Stored items:
+-------+

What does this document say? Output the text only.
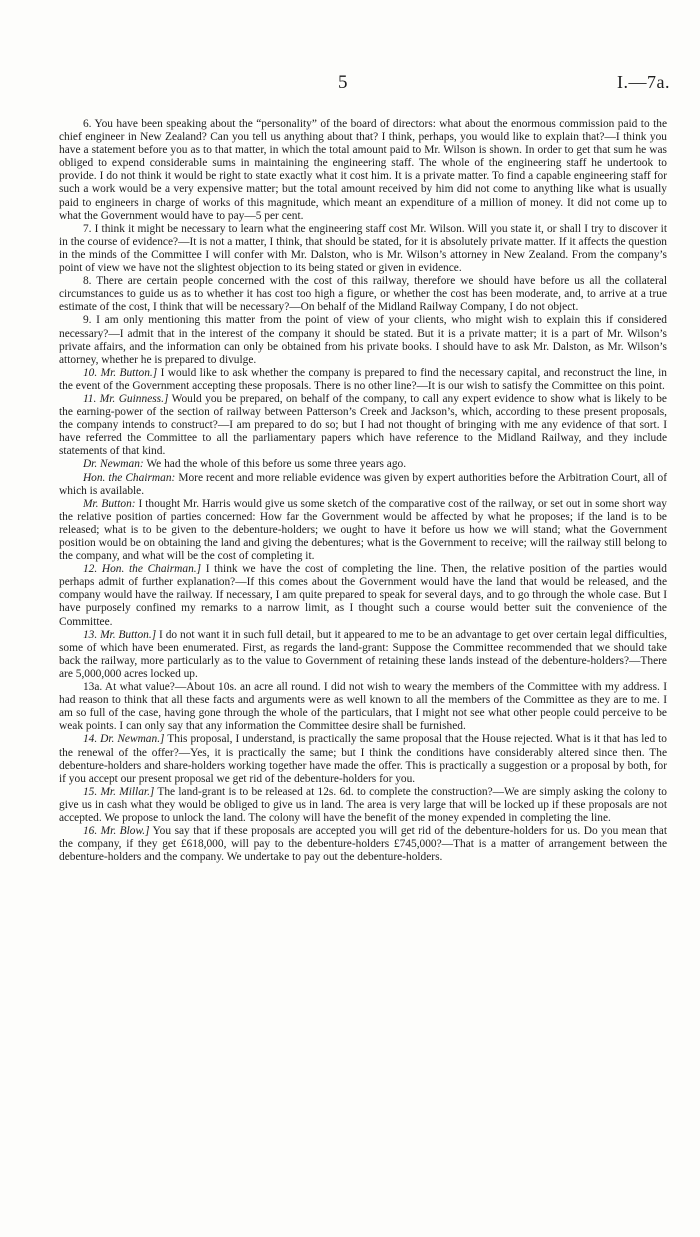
5	I.—7a.

6. You have been speaking about the “personality” of the board of directors: what about the enormous commission paid to the chief engineer in New Zealand? Can you tell us anything about that? I think, perhaps, you would like to explain that?—I think you have a statement before you as to that matter, in which the total amount paid to Mr. Wilson is shown. In order to get that sum he was obliged to expend considerable sums in maintaining the engineering staff. The whole of the engineering staff he undertook to provide. I do not think it would be right to state exactly what it cost him. It is a private matter. To find a capable engineering staff for such a work would be a very expensive matter; but the total amount received by him did not come to anything like what is usually paid to engineers in charge of works of this magnitude, which meant an expenditure of a million of money. It did not come up to what the Government would have to pay—5 per cent.

7. I think it might be necessary to learn what the engineering staff cost Mr. Wilson. Will you state it, or shall I try to discover it in the course of evidence?—It is not a matter, I think, that should be stated, for it is absolutely private matter. If it affects the question in the minds of the Committee I will confer with Mr. Dalston, who is Mr. Wilson’s attorney in New Zealand. From the company’s point of view we have not the slightest objection to its being stated or given in evidence.

8. There are certain people concerned with the cost of this railway, therefore we should have before us all the collateral circumstances to guide us as to whether it has cost too high a figure, or whether the cost has been moderate, and, to arrive at a true estimate of the cost, I think that will be necessary?—On behalf of the Midland Railway Company, I do not object.

9. I am only mentioning this matter from the point of view of your clients, who might wish to explain this if considered necessary?—I admit that in the interest of the company it should be stated. But it is a private matter; it is a part of Mr. Wilson’s private affairs, and the information can only be obtained from his private books. I should have to ask Mr. Dalston, as Mr. Wilson’s attorney, whether he is prepared to divulge.

10. Mr. Button.] I would like to ask whether the company is prepared to find the necessary capital, and reconstruct the line, in the event of the Government accepting these proposals. There is no other line?—It is our wish to satisfy the Committee on this point.

11. Mr. Guinness.] Would you be prepared, on behalf of the company, to call any expert evidence to show what is likely to be the earning-power of the section of railway between Patterson’s Creek and Jackson’s, which, according to these present proposals, the company intends to construct?—I am prepared to do so; but I had not thought of bringing with me any evidence of that sort. I have referred the Committee to all the parliamentary papers which have reference to the Midland Railway, and they include statements of that kind.

Dr. Newman: We had the whole of this before us some three years ago.

Hon. the Chairman: More recent and more reliable evidence was given by expert authorities before the Arbitration Court, all of which is available.

Mr. Button: I thought Mr. Harris would give us some sketch of the comparative cost of the railway, or set out in some short way the relative position of parties concerned: How far the Government would be affected by what he proposes; if the land is to be released; what is to be given to the debenture-holders; we ought to have it before us how we will stand; what the Government position would be on obtaining the land and giving the debentures; what is the Government to receive; will the railway still belong to the company, and what will be the cost of completing it.

12. Hon. the Chairman.] I think we have the cost of completing the line. Then, the relative position of the parties would perhaps admit of further explanation?—If this comes about the Government would have the land that would be released, and the company would have the railway. If necessary, I am quite prepared to speak for several days, and to go through the whole case. But I have purposely confined my remarks to a narrow limit, as I thought such a course would better suit the convenience of the Committee.

13. Mr. Button.] I do not want it in such full detail, but it appeared to me to be an advantage to get over certain legal difficulties, some of which have been enumerated. First, as regards the land-grant: Suppose the Committee recommended that we should take back the railway, more particularly as to the value to Government of retaining these lands instead of the debenture-holders?—There are 5,000,000 acres locked up.

13a. At what value?—About 10s. an acre all round. I did not wish to weary the members of the Committee with my address. I had reason to think that all these facts and arguments were as well known to all the members of the Committee as they are to me. I am so full of the case, having gone through the whole of the particulars, that I might not see what other people could perceive to be weak points. I can only say that any information the Committee desire shall be furnished.

14. Dr. Newman.] This proposal, I understand, is practically the same proposal that the House rejected. What is it that has led to the renewal of the offer?—Yes, it is practically the same; but I think the conditions have considerably altered since then. The debenture-holders and share-holders working together have made the offer. This is practically a suggestion or a proposal by both, for if you accept our present proposal we get rid of the debenture-holders for you.

15. Mr. Millar.] The land-grant is to be released at 12s. 6d. to complete the construction?—We are simply asking the colony to give us in cash what they would be obliged to give us in land. The area is very large that will be locked up if these proposals are not accepted. We propose to unlock the land. The colony will have the benefit of the money expended in completing the line.

16. Mr. Blow.] You say that if these proposals are accepted you will get rid of the debenture-holders for us. Do you mean that the company, if they get £618,000, will pay to the debenture-holders £745,000?—That is a matter of arrangement between the debenture-holders and the company. We undertake to pay out the debenture-holders.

+-------+

SET TASK →
Restate each line of the records exactly; pictures do not belong in the copy.

TASK RESPONSE →
What does this document say? Output the text only.
5	I.—7a.

6. You have been speaking about the “personality” of the board of directors: what about the enormous commission paid to the chief engineer in New Zealand? Can you tell us anything about that? I think, perhaps, you would like to explain that?—I think you have a statement before you as to that matter, in which the total amount paid to Mr. Wilson is shown. In order to get that sum he was obliged to expend considerable sums in maintaining the engineering staff. The whole of the engineering staff he undertook to provide. I do not think it would be right to state exactly what it cost him. It is a private matter. To find a capable engineering staff for such a work would be a very expensive matter; but the total amount received by him did not come to anything like what is usually paid to engineers in charge of works of this magnitude, which meant an expenditure of a million of money. It did not come up to what the Government would have to pay—5 per cent.

7. I think it might be necessary to learn what the engineering staff cost Mr. Wilson. Will you state it, or shall I try to discover it in the course of evidence?—It is not a matter, I think, that should be stated, for it is absolutely private matter. If it affects the question in the minds of the Committee I will confer with Mr. Dalston, who is Mr. Wilson’s attorney in New Zealand. From the company’s point of view we have not the slightest objection to its being stated or given in evidence.

8. There are certain people concerned with the cost of this railway, therefore we should have before us all the collateral circumstances to guide us as to whether it has cost too high a figure, or whether the cost has been moderate, and, to arrive at a true estimate of the cost, I think that will be necessary?—On behalf of the Midland Railway Company, I do not object.

9. I am only mentioning this matter from the point of view of your clients, who might wish to explain this if considered necessary?—I admit that in the interest of the company it should be stated. But it is a private matter; it is a part of Mr. Wilson’s private affairs, and the information can only be obtained from his private books. I should have to ask Mr. Dalston, as Mr. Wilson’s attorney, whether he is prepared to divulge.

10. Mr. Button.] I would like to ask whether the company is prepared to find the necessary capital, and reconstruct the line, in the event of the Government accepting these proposals. There is no other line?—It is our wish to satisfy the Committee on this point.

11. Mr. Guinness.] Would you be prepared, on behalf of the company, to call any expert evidence to show what is likely to be the earning-power of the section of railway between Patterson’s Creek and Jackson’s, which, according to these present proposals, the company intends to construct?—I am prepared to do so; but I had not thought of bringing with me any evidence of that sort. I have referred the Committee to all the parliamentary papers which have reference to the Midland Railway, and they include statements of that kind.

Dr. Newman: We had the whole of this before us some three years ago.

Hon. the Chairman: More recent and more reliable evidence was given by expert authorities before the Arbitration Court, all of which is available.

Mr. Button: I thought Mr. Harris would give us some sketch of the comparative cost of the railway, or set out in some short way the relative position of parties concerned: How far the Government would be affected by what he proposes; if the land is to be released; what is to be given to the debenture-holders; we ought to have it before us how we will stand; what the Government position would be on obtaining the land and giving the debentures; what is the Government to receive; will the railway still belong to the company, and what will be the cost of completing it.

12. Hon. the Chairman.] I think we have the cost of completing the line. Then, the relative position of the parties would perhaps admit of further explanation?—If this comes about the Government would have the land that would be released, and the company would have the railway. If necessary, I am quite prepared to speak for several days, and to go through the whole case. But I have purposely confined my remarks to a narrow limit, as I thought such a course would better suit the convenience of the Committee.

13. Mr. Button.] I do not want it in such full detail, but it appeared to me to be an advantage to get over certain legal difficulties, some of which have been enumerated. First, as regards the land-grant: Suppose the Committee recommended that we should take back the railway, more particularly as to the value to Government of retaining these lands instead of the debenture-holders?—There are 5,000,000 acres locked up.

13a. At what value?—About 10s. an acre all round. I did not wish to weary the members of the Committee with my address. I had reason to think that all these facts and arguments were as well known to all the members of the Committee as they are to me. I am so full of the case, having gone through the whole of the particulars, that I might not see what other people could perceive to be weak points. I can only say that any information the Committee desire shall be furnished.

14. Dr. Newman.] This proposal, I understand, is practically the same proposal that the House rejected. What is it that has led to the renewal of the offer?—Yes, it is practically the same; but I think the conditions have considerably altered since then. The debenture-holders and share-holders working together have made the offer. This is practically a suggestion or a proposal by both, for if you accept our present proposal we get rid of the debenture-holders for you.

15. Mr. Millar.] The land-grant is to be released at 12s. 6d. to complete the construction?—We are simply asking the colony to give us in cash what they would be obliged to give us in land. The area is very large that will be locked up if these proposals are not accepted. We propose to unlock the land. The colony will have the benefit of the money expended in completing the line.

16. Mr. Blow.] You say that if these proposals are accepted you will get rid of the debenture-holders for us. Do you mean that the company, if they get £618,000, will pay to the debenture-holders £745,000?—That is a matter of arrangement between the debenture-holders and the company. We undertake to pay out the debenture-holders.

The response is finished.